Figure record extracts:
____________
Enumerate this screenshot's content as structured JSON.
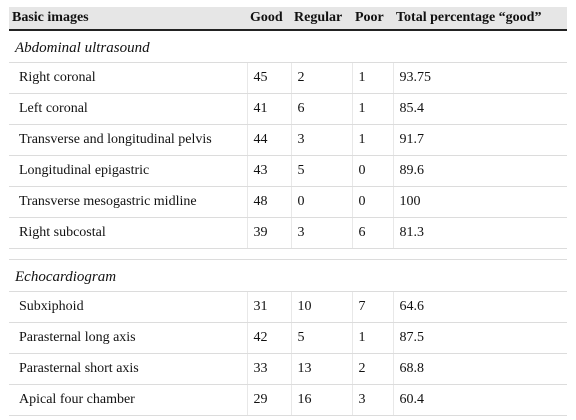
{
  "table": {
    "headers": [
      "Basic images",
      "Good",
      "Regular",
      "Poor",
      "Total percentage “good”"
    ],
    "sections": [
      {
        "title": "Abdominal ultrasound",
        "rows": [
          [
            "Right coronal",
            "45",
            "2",
            "1",
            "93.75"
          ],
          [
            "Left coronal",
            "41",
            "6",
            "1",
            "85.4"
          ],
          [
            "Transverse and longitudinal pelvis",
            "44",
            "3",
            "1",
            "91.7"
          ],
          [
            "Longitudinal epigastric",
            "43",
            "5",
            "0",
            "89.6"
          ],
          [
            "Transverse mesogastric midline",
            "48",
            "0",
            "0",
            "100"
          ],
          [
            "Right subcostal",
            "39",
            "3",
            "6",
            "81.3"
          ]
        ]
      },
      {
        "title": "Echocardiogram",
        "rows": [
          [
            "Subxiphoid",
            "31",
            "10",
            "7",
            "64.6"
          ],
          [
            "Parasternal long axis",
            "42",
            "5",
            "1",
            "87.5"
          ],
          [
            "Parasternal short axis",
            "33",
            "13",
            "2",
            "68.8"
          ],
          [
            "Apical four chamber",
            "29",
            "16",
            "3",
            "60.4"
          ]
        ]
      }
    ]
  }
}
____________
Locate all lines in the listing above with the word "Parasternal" and copy them.

**TASK RESPONSE:**
            "Parasternal long axis",
            "Parasternal short axis",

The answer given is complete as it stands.